Provided data start

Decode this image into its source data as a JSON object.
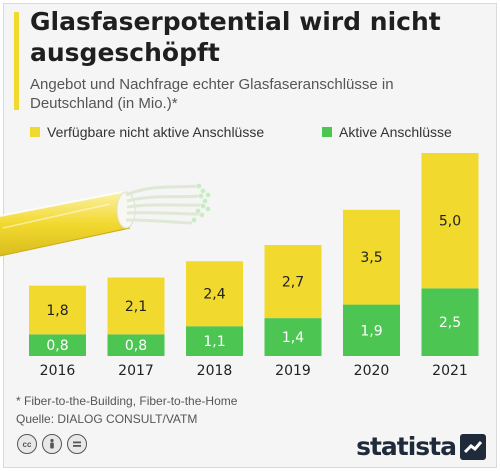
{
  "title": "Glasfaserpotential wird nicht ausgeschöpft",
  "subtitle": "Angebot und Nachfrage echter Glasfaseranschlüsse in Deutschland (in Mio.)*",
  "colors": {
    "inactive": "#f2d92e",
    "active": "#4cc552",
    "accent": "#f2d92e"
  },
  "legend": [
    {
      "label": "Verfügbare nicht aktive Anschlüsse",
      "color": "#f2d92e"
    },
    {
      "label": "Aktive Anschlüsse",
      "color": "#4cc552"
    }
  ],
  "chart_data": {
    "type": "bar",
    "stacked": true,
    "categories": [
      "2016",
      "2017",
      "2018",
      "2019",
      "2020",
      "2021"
    ],
    "series": [
      {
        "name": "Aktive Anschlüsse",
        "values": [
          0.8,
          0.8,
          1.1,
          1.4,
          1.9,
          2.5
        ],
        "labels": [
          "0,8",
          "0,8",
          "1,1",
          "1,4",
          "1,9",
          "2,5"
        ]
      },
      {
        "name": "Verfügbare nicht aktive Anschlüsse",
        "values": [
          1.8,
          2.1,
          2.4,
          2.7,
          3.5,
          5.0
        ],
        "labels": [
          "1,8",
          "2,1",
          "2,4",
          "2,7",
          "3,5",
          "5,0"
        ]
      }
    ],
    "title": "Glasfaserpotential wird nicht ausgeschöpft",
    "xlabel": "",
    "ylabel": "",
    "ylim": [
      0,
      7.5
    ],
    "grid": false,
    "legend_position": "top"
  },
  "footnote": "* Fiber-to-the-Building, Fiber-to-the-Home",
  "source": "Quelle: DIALOG CONSULT/VATM",
  "license_icons": [
    "creative-commons-icon",
    "attribution-icon",
    "no-derivatives-icon"
  ],
  "brand": "statista"
}
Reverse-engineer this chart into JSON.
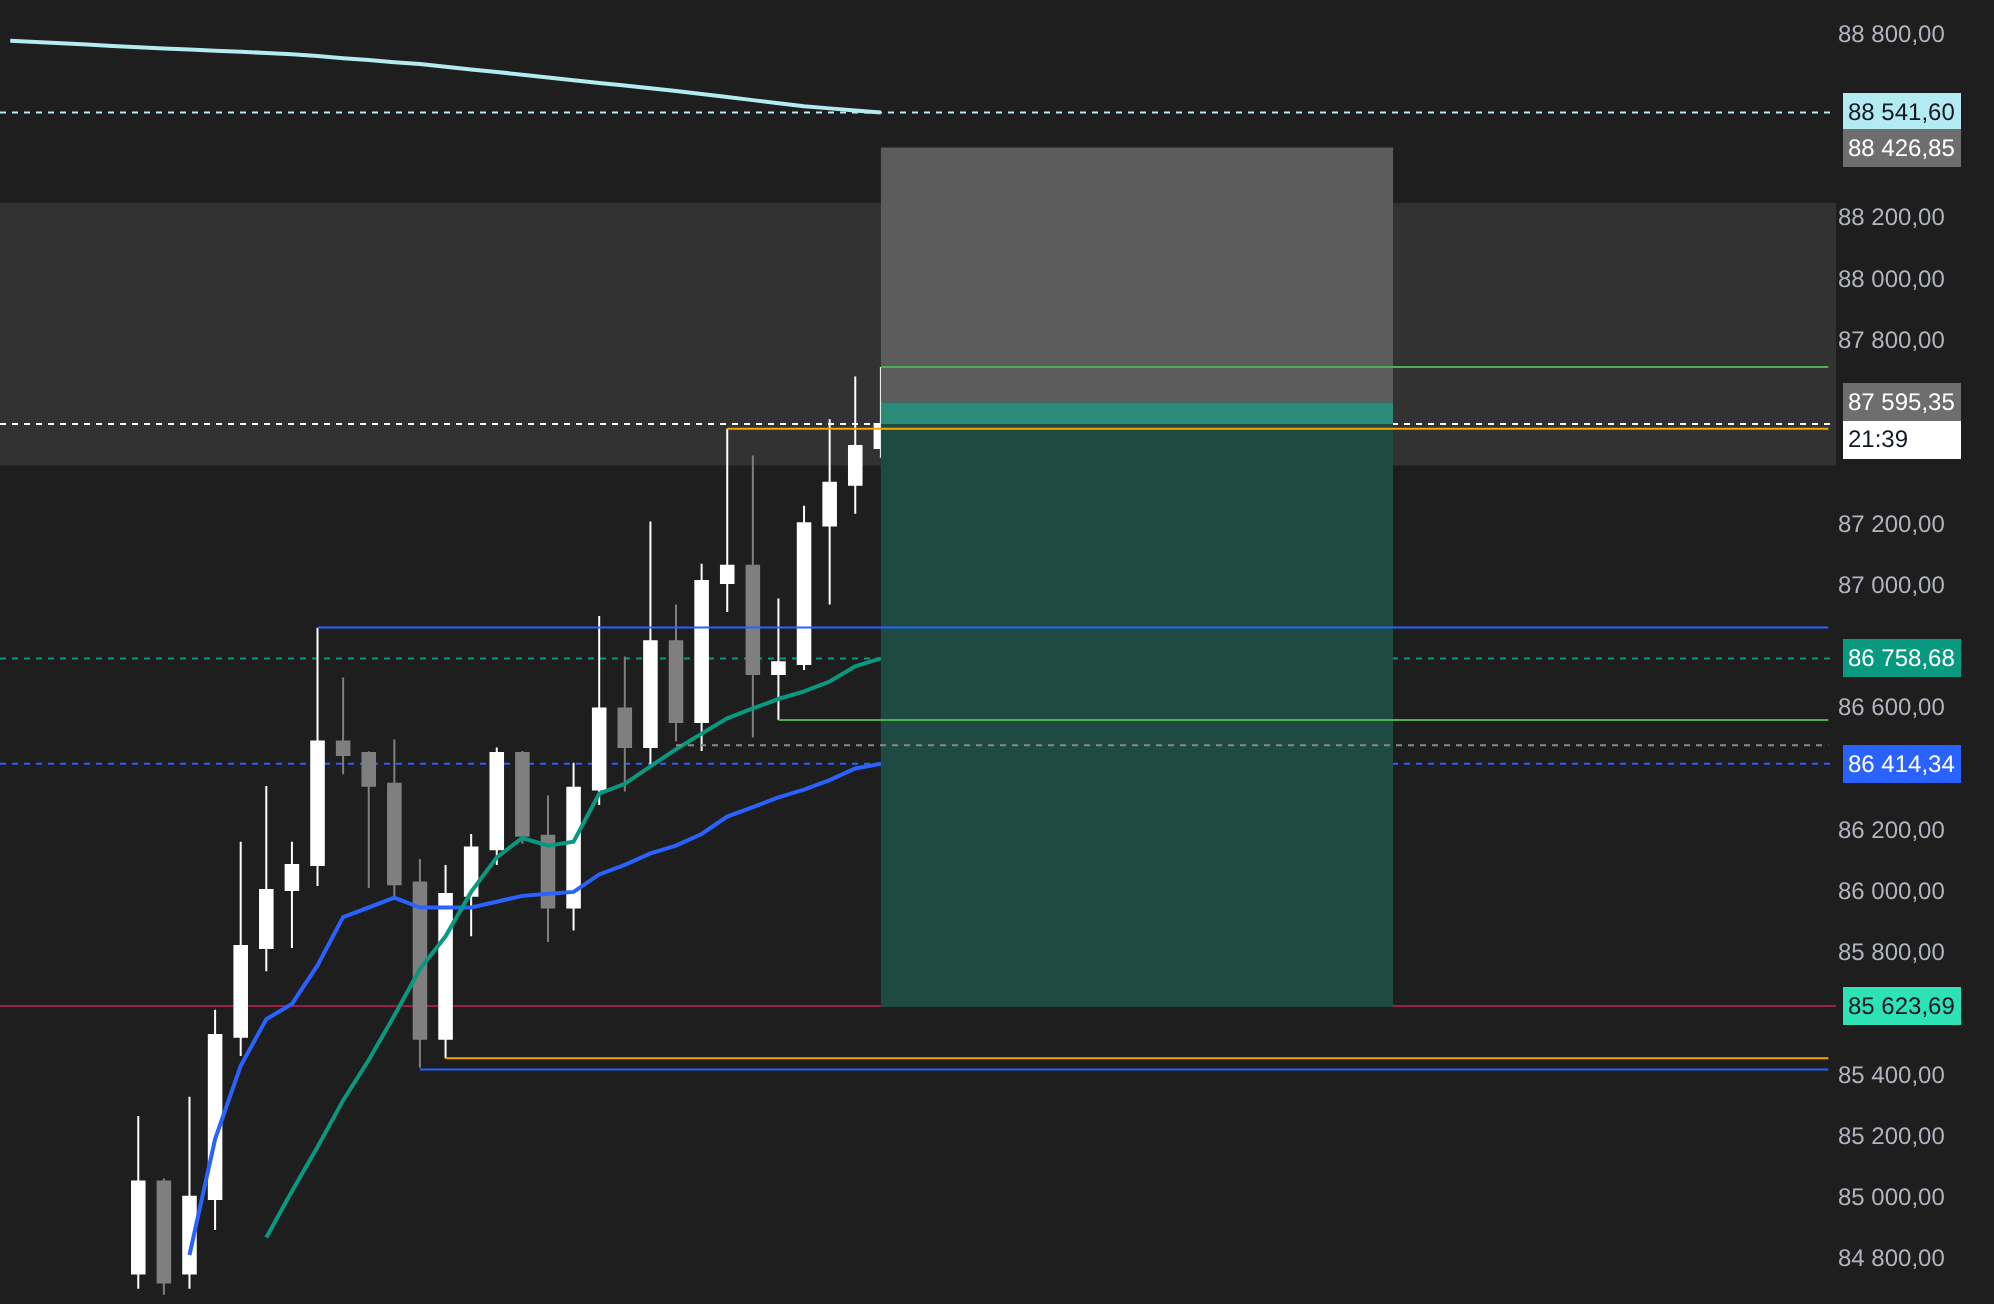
{
  "chart_data": {
    "type": "candlestick",
    "categories": [
      null,
      null,
      null,
      null,
      null,
      null,
      null,
      null,
      null,
      null,
      null,
      null,
      null,
      null,
      null,
      null,
      null,
      null,
      null,
      null,
      null,
      null,
      null,
      null,
      null,
      null,
      null,
      null,
      null,
      null,
      null,
      null,
      null,
      null,
      null,
      null,
      null,
      null,
      null,
      null,
      null,
      null,
      null,
      null,
      null,
      null,
      null,
      null,
      null,
      null,
      null,
      null,
      null,
      null,
      null,
      null,
      null,
      null,
      null,
      null,
      null,
      null,
      null,
      null,
      null,
      null,
      null,
      null,
      null,
      null,
      null,
      null
    ],
    "ohlc": [
      null,
      null,
      null,
      null,
      null,
      [
        84750,
        85264,
        84700,
        85050
      ],
      [
        85050,
        85060,
        84680,
        84720
      ],
      [
        84750,
        85327,
        84700,
        85000
      ],
      [
        84993,
        85611,
        84892,
        85529
      ],
      [
        85523,
        86160,
        85460,
        85819
      ],
      [
        85813,
        86342,
        85737,
        86002
      ],
      [
        86002,
        86160,
        85813,
        86084
      ],
      [
        86084,
        86859,
        86015,
        86487
      ],
      [
        86487,
        86696,
        86380,
        86443
      ],
      [
        86450,
        86455,
        86009,
        86343
      ],
      [
        86349,
        86494,
        85971,
        86021
      ],
      [
        86027,
        86103,
        85422,
        85516
      ],
      [
        85516,
        86084,
        85453,
        85989
      ],
      [
        85983,
        86185,
        85851,
        86141
      ],
      [
        86135,
        86468,
        86084,
        86450
      ],
      [
        86450,
        86456,
        86153,
        86179
      ],
      [
        86179,
        86311,
        85832,
        85945
      ],
      [
        85945,
        86418,
        85870,
        86336
      ],
      [
        86330,
        86897,
        86280,
        86595
      ],
      [
        86595,
        86765,
        86324,
        86469
      ],
      [
        86469,
        87206,
        86412,
        86815
      ],
      [
        86815,
        86935,
        86488,
        86551
      ],
      [
        86551,
        87068,
        86456,
        87011
      ],
      [
        87005,
        87509,
        86910,
        87061
      ],
      [
        87061,
        87421,
        86500,
        86708
      ],
      [
        86708,
        86954,
        86557,
        86746
      ],
      [
        86740,
        87257,
        86721,
        87200
      ],
      [
        87193,
        87540,
        86935,
        87332
      ],
      [
        87326,
        87679,
        87231,
        87452
      ],
      [
        87446,
        87710,
        87414,
        87523.99
      ],
      null,
      null,
      null,
      null,
      null,
      null,
      null,
      null,
      null,
      null,
      null,
      null,
      null,
      null,
      null,
      null,
      null,
      null,
      null,
      null,
      null,
      null,
      null,
      null,
      null,
      null,
      null,
      null,
      null,
      null,
      null,
      null,
      null,
      null,
      null,
      null,
      null
    ],
    "colors": [
      null,
      null,
      null,
      null,
      null,
      "#ffffff",
      "#7f7f7f",
      "#ffffff",
      "#ffffff",
      "#ffffff",
      "#ffffff",
      "#ffffff",
      "#ffffff",
      "#7f7f7f",
      "#7f7f7f",
      "#7f7f7f",
      "#7f7f7f",
      "#ffffff",
      "#ffffff",
      "#ffffff",
      "#7f7f7f",
      "#7f7f7f",
      "#ffffff",
      "#ffffff",
      "#7f7f7f",
      "#ffffff",
      "#7f7f7f",
      "#ffffff",
      "#ffffff",
      "#7f7f7f",
      "#ffffff",
      "#ffffff",
      "#ffffff",
      "#ffffff",
      "#ffffff",
      null,
      null,
      null,
      null,
      null,
      null,
      null,
      null,
      null,
      null,
      null,
      null,
      null,
      null,
      null,
      null,
      null,
      null,
      null,
      null,
      null,
      null,
      null,
      null,
      null,
      null,
      null,
      null,
      null,
      null,
      null,
      null,
      null,
      null,
      null,
      null,
      null
    ],
    "series": [
      {
        "type": "line",
        "color": "#1f4a44",
        "values": [
          null,
          null,
          null,
          null,
          null,
          null,
          null,
          null,
          null,
          null,
          null,
          null,
          null,
          null,
          null,
          null,
          null,
          null,
          null,
          null,
          null,
          null,
          null,
          null,
          null,
          null,
          null,
          null,
          null,
          null,
          null,
          null,
          null,
          null,
          85623.69,
          85623.69,
          85623.69,
          85623.69,
          85623.69,
          85623.69,
          85623.69,
          85623.69,
          85623.69,
          85623.69,
          85623.69,
          85623.69,
          85623.69,
          85623.69,
          85623.69,
          85623.69,
          85623.69,
          85623.69,
          85623.69,
          85623.69,
          85623.69,
          null,
          null,
          null,
          null,
          null,
          null,
          null,
          null,
          null,
          null,
          null,
          null,
          null,
          null,
          null,
          null,
          null
        ]
      },
      {
        "type": "area",
        "color": "#1f4a44",
        "values": [
          null,
          null,
          null,
          null,
          null,
          null,
          null,
          null,
          null,
          null,
          null,
          null,
          null,
          null,
          null,
          null,
          null,
          null,
          null,
          null,
          null,
          null,
          null,
          null,
          null,
          null,
          null,
          null,
          null,
          null,
          null,
          null,
          null,
          null,
          87523.99,
          87523.99,
          87523.99,
          87523.99,
          87523.99,
          87523.99,
          87523.99,
          87523.99,
          87523.99,
          87523.99,
          87523.99,
          87523.99,
          87523.99,
          87523.99,
          87523.99,
          87523.99,
          87523.99,
          87523.99,
          87523.99,
          87523.99,
          87523.99,
          null,
          null,
          null,
          null,
          null,
          null,
          null,
          null,
          null,
          null,
          null,
          null,
          null,
          null,
          null,
          null,
          null
        ]
      },
      {
        "type": "area",
        "color": "#2b8a78",
        "values": [
          null,
          null,
          null,
          null,
          null,
          null,
          null,
          null,
          null,
          null,
          null,
          null,
          null,
          null,
          null,
          null,
          null,
          null,
          null,
          null,
          null,
          null,
          null,
          null,
          null,
          null,
          null,
          null,
          null,
          null,
          null,
          null,
          null,
          null,
          87595.35,
          87595.35,
          87595.35,
          87595.35,
          87595.35,
          87595.35,
          87595.35,
          87595.35,
          87595.35,
          87595.35,
          87595.35,
          87595.35,
          87595.35,
          87595.35,
          87595.35,
          87595.35,
          87595.35,
          87595.35,
          87595.35,
          87595.35,
          87595.35,
          null,
          null,
          null,
          null,
          null,
          null,
          null,
          null,
          null,
          null,
          null,
          null,
          null,
          null,
          null,
          null,
          null
        ]
      },
      {
        "type": "area",
        "color": "#5c5c5c",
        "values": [
          null,
          null,
          null,
          null,
          null,
          null,
          null,
          null,
          null,
          null,
          null,
          null,
          null,
          null,
          null,
          null,
          null,
          null,
          null,
          null,
          null,
          null,
          null,
          null,
          null,
          null,
          null,
          null,
          null,
          null,
          null,
          null,
          null,
          null,
          88426.85,
          88426.85,
          88426.85,
          88426.85,
          88426.85,
          88426.85,
          88426.85,
          88426.85,
          88426.85,
          88426.85,
          88426.85,
          88426.85,
          88426.85,
          88426.85,
          88426.85,
          88426.85,
          88426.85,
          88426.85,
          88426.85,
          88426.85,
          88426.85,
          null,
          null,
          null,
          null,
          null,
          null,
          null,
          null,
          null,
          null,
          null,
          null,
          null,
          null,
          null,
          null,
          null
        ]
      },
      {
        "type": "line",
        "color": "#b2ebf2",
        "values": [
          88776,
          88772,
          88768,
          88764,
          88759,
          88755,
          88751,
          88747,
          88743,
          88740,
          88736,
          88732,
          88726,
          88719,
          88713,
          88706,
          88700,
          88691,
          88682,
          88674,
          88665,
          88656,
          88647,
          88638,
          88630,
          88621,
          88612,
          88602,
          88592,
          88582,
          88572,
          88562,
          88555,
          88548,
          88541.6,
          null,
          null,
          null,
          null,
          null,
          null,
          null,
          null,
          null,
          null,
          null,
          null,
          null,
          null,
          null,
          null,
          null,
          null,
          null,
          null,
          null,
          null,
          null,
          null,
          null,
          null,
          null,
          null,
          null,
          null,
          null,
          null,
          null,
          null,
          null,
          null,
          null
        ]
      },
      {
        "type": "line",
        "color": "#2962ff",
        "values": [
          null,
          null,
          null,
          null,
          null,
          null,
          null,
          84810,
          85189,
          85428,
          85580,
          85630,
          85756,
          85914,
          85945,
          85977,
          85945,
          85945,
          85945,
          85964,
          85983,
          85990,
          85996,
          86053,
          86084,
          86122,
          86147,
          86185,
          86242,
          86273,
          86305,
          86330,
          86361,
          86399,
          86414.34,
          null,
          null,
          null,
          null,
          null,
          null,
          null,
          null,
          null,
          null,
          null,
          null,
          null,
          null,
          null,
          null,
          null,
          null,
          null,
          null,
          null,
          null,
          null,
          null,
          null,
          null,
          null,
          null,
          null,
          null,
          null,
          null,
          null,
          null,
          null,
          null,
          null
        ]
      },
      {
        "type": "line",
        "color": "#089981",
        "values": [
          null,
          null,
          null,
          null,
          null,
          null,
          null,
          null,
          null,
          null,
          84867,
          85018,
          85163,
          85315,
          85447,
          85592,
          85744,
          85851,
          85996,
          86109,
          86172,
          86147,
          86160,
          86317,
          86349,
          86406,
          86462,
          86513,
          86563,
          86595,
          86626,
          86651,
          86683,
          86733,
          86758.68,
          null,
          null,
          null,
          null,
          null,
          null,
          null,
          null,
          null,
          null,
          null,
          null,
          null,
          null,
          null,
          null,
          null,
          null,
          null,
          null,
          null,
          null,
          null,
          null,
          null,
          null,
          null,
          null,
          null,
          null,
          null,
          null,
          null,
          null,
          null,
          null,
          null
        ]
      },
      {
        "type": "line",
        "color": "#2962ff",
        "values": [
          null,
          null,
          null,
          null,
          null,
          null,
          null,
          null,
          null,
          null,
          null,
          null,
          86859.6,
          86859.6,
          86859.6,
          86859.6,
          86859.6,
          86859.6,
          86859.6,
          86859.6,
          86859.6,
          86859.6,
          86859.6,
          86859.6,
          86859.6,
          86859.6,
          86859.6,
          86859.6,
          86859.6,
          86859.6,
          86859.6,
          86859.6,
          86859.6,
          86859.6,
          86859.6,
          86859.6,
          86859.6,
          86859.6,
          86859.6,
          86859.6,
          86859.6,
          86859.6,
          86859.6,
          86859.6,
          86859.6,
          86859.6,
          86859.6,
          86859.6,
          86859.6,
          86859.6,
          86859.6,
          86859.6,
          86859.6,
          86859.6,
          86859.6,
          86859.6,
          86859.6,
          86859.6,
          86859.6,
          86859.6,
          86859.6,
          86859.6,
          86859.6,
          86859.6,
          86859.6,
          86859.6,
          86859.6,
          86859.6,
          86859.6,
          86859.6,
          86859.6,
          86859.6
        ]
      },
      {
        "type": "line",
        "color": "#4caf50",
        "values": [
          null,
          null,
          null,
          null,
          null,
          null,
          null,
          null,
          null,
          null,
          null,
          null,
          null,
          null,
          null,
          null,
          null,
          null,
          null,
          null,
          null,
          null,
          null,
          null,
          null,
          null,
          null,
          null,
          null,
          null,
          null,
          null,
          null,
          null,
          87710,
          87710,
          87710,
          87710,
          87710,
          87710,
          87710,
          87710,
          87710,
          87710,
          87710,
          87710,
          87710,
          87710,
          87710,
          87710,
          87710,
          87710,
          87710,
          87710,
          87710,
          87710,
          87710,
          87710,
          87710,
          87710,
          87710,
          87710,
          87710,
          87710,
          87710,
          87710,
          87710,
          87710,
          87710,
          87710,
          87710,
          87710
        ]
      },
      {
        "type": "line",
        "color": "#f7a600",
        "values": [
          null,
          null,
          null,
          null,
          null,
          null,
          null,
          null,
          null,
          null,
          null,
          null,
          null,
          null,
          null,
          null,
          null,
          null,
          null,
          null,
          null,
          null,
          null,
          null,
          null,
          null,
          null,
          null,
          87509,
          87509,
          87509,
          87509,
          87509,
          87509,
          87509,
          87509,
          87509,
          87509,
          87509,
          87509,
          87509,
          87509,
          87509,
          87509,
          87509,
          87509,
          87509,
          87509,
          87509,
          87509,
          87509,
          87509,
          87509,
          87509,
          87509,
          87509,
          87509,
          87509,
          87509,
          87509,
          87509,
          87509,
          87509,
          87509,
          87509,
          87509,
          87509,
          87509,
          87509,
          87509,
          87509,
          87509
        ]
      },
      {
        "type": "line",
        "color": "#4caf50",
        "values": [
          null,
          null,
          null,
          null,
          null,
          null,
          null,
          null,
          null,
          null,
          null,
          null,
          null,
          null,
          null,
          null,
          null,
          null,
          null,
          null,
          null,
          null,
          null,
          null,
          null,
          null,
          null,
          null,
          null,
          null,
          86557,
          86557,
          86557,
          86557,
          86557,
          86557,
          86557,
          86557,
          86557,
          86557,
          86557,
          86557,
          86557,
          86557,
          86557,
          86557,
          86557,
          86557,
          86557,
          86557,
          86557,
          86557,
          86557,
          86557,
          86557,
          86557,
          86557,
          86557,
          86557,
          86557,
          86557,
          86557,
          86557,
          86557,
          86557,
          86557,
          86557,
          86557,
          86557,
          86557,
          86557,
          86557
        ]
      },
      {
        "type": "line",
        "color": "#8a8a8a",
        "line_style": "dotted",
        "values": [
          null,
          null,
          null,
          null,
          null,
          null,
          null,
          null,
          null,
          null,
          null,
          null,
          null,
          null,
          null,
          null,
          null,
          null,
          null,
          null,
          null,
          null,
          null,
          null,
          null,
          null,
          86475,
          86475,
          86475,
          86475,
          86475,
          86475,
          86475,
          86475,
          86475,
          86475,
          86475,
          86475,
          86475,
          86475,
          86475,
          86475,
          86475,
          86475,
          86475,
          86475,
          86475,
          86475,
          86475,
          86475,
          86475,
          86475,
          86475,
          86475,
          86475,
          86475,
          86475,
          86475,
          86475,
          86475,
          86475,
          86475,
          86475,
          86475,
          86475,
          86475,
          86475,
          86475,
          86475,
          86475,
          86475,
          86475
        ]
      },
      {
        "type": "line",
        "color": "#f7a600",
        "values": [
          null,
          null,
          null,
          null,
          null,
          null,
          null,
          null,
          null,
          null,
          null,
          null,
          null,
          null,
          null,
          null,
          null,
          85453,
          85453,
          85453,
          85453,
          85453,
          85453,
          85453,
          85453,
          85453,
          85453,
          85453,
          85453,
          85453,
          85453,
          85453,
          85453,
          85453,
          85453,
          85453,
          85453,
          85453,
          85453,
          85453,
          85453,
          85453,
          85453,
          85453,
          85453,
          85453,
          85453,
          85453,
          85453,
          85453,
          85453,
          85453,
          85453,
          85453,
          85453,
          85453,
          85453,
          85453,
          85453,
          85453,
          85453,
          85453,
          85453,
          85453,
          85453,
          85453,
          85453,
          85453,
          85453,
          85453,
          85453,
          85453
        ]
      },
      {
        "type": "line",
        "color": "#2962ff",
        "values": [
          null,
          null,
          null,
          null,
          null,
          null,
          null,
          null,
          null,
          null,
          null,
          null,
          null,
          null,
          null,
          null,
          85416,
          85416,
          85416,
          85416,
          85416,
          85416,
          85416,
          85416,
          85416,
          85416,
          85416,
          85416,
          85416,
          85416,
          85416,
          85416,
          85416,
          85416,
          85416,
          85416,
          85416,
          85416,
          85416,
          85416,
          85416,
          85416,
          85416,
          85416,
          85416,
          85416,
          85416,
          85416,
          85416,
          85416,
          85416,
          85416,
          85416,
          85416,
          85416,
          85416,
          85416,
          85416,
          85416,
          85416,
          85416,
          85416,
          85416,
          85416,
          85416,
          85416,
          85416,
          85416,
          85416,
          85416,
          85416,
          85416
        ]
      }
    ],
    "bands": [
      {
        "axis": "y",
        "from": 87389,
        "to": 88247,
        "color": "#323232"
      }
    ],
    "ref_lines": [
      {
        "axis": "y",
        "value": 88541.6,
        "label": "88 541,60",
        "color": "#b2ebf2",
        "line_style": "dotted"
      },
      {
        "axis": "y",
        "value": 87523.99,
        "label": "87 523,99\n21:39",
        "color": "#ffffff",
        "line_style": "dotted"
      },
      {
        "axis": "y",
        "value": 86758.68,
        "label": "86 758,68",
        "color": "#089981",
        "line_style": "dotted"
      },
      {
        "axis": "y",
        "value": 86414.34,
        "label": "86 414,34",
        "color": "#2962ff",
        "line_style": "dotted"
      },
      {
        "axis": "y",
        "value": 85623.69,
        "color": "#9c1f47",
        "line_style": "solid"
      }
    ],
    "annotations": [
      "88 426,85",
      "87 595,35",
      "85 623,69"
    ],
    "ylim": [
      84650,
      88909
    ],
    "yticks": [
      {
        "value": 84800,
        "label": "84 800,00"
      },
      {
        "value": 85000,
        "label": "85 000,00"
      },
      {
        "value": 85200,
        "label": "85 200,00"
      },
      {
        "value": 85400,
        "label": "85 400,00"
      },
      {
        "value": 85800,
        "label": "85 800,00"
      },
      {
        "value": 86000,
        "label": "86 000,00"
      },
      {
        "value": 86200,
        "label": "86 200,00"
      },
      {
        "value": 86600,
        "label": "86 600,00"
      },
      {
        "value": 87000,
        "label": "87 000,00"
      },
      {
        "value": 87200,
        "label": "87 200,00"
      },
      {
        "value": 87800,
        "label": "87 800,00"
      },
      {
        "value": 88000,
        "label": "88 000,00"
      },
      {
        "value": 88200,
        "label": "88 200,00"
      },
      {
        "value": 88800,
        "label": "88 800,00"
      }
    ],
    "tick_labels": "y"
  }
}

Provided data end

> **Task to carry out**
Filter the data, keeping only the lines that contain "Glasfaserpotential".

> **Final answer**
  "title": "Glasfaserpotential wird nicht ausgeschöpft",
    "title": "Glasfaserpotential wird nicht ausgeschöpft",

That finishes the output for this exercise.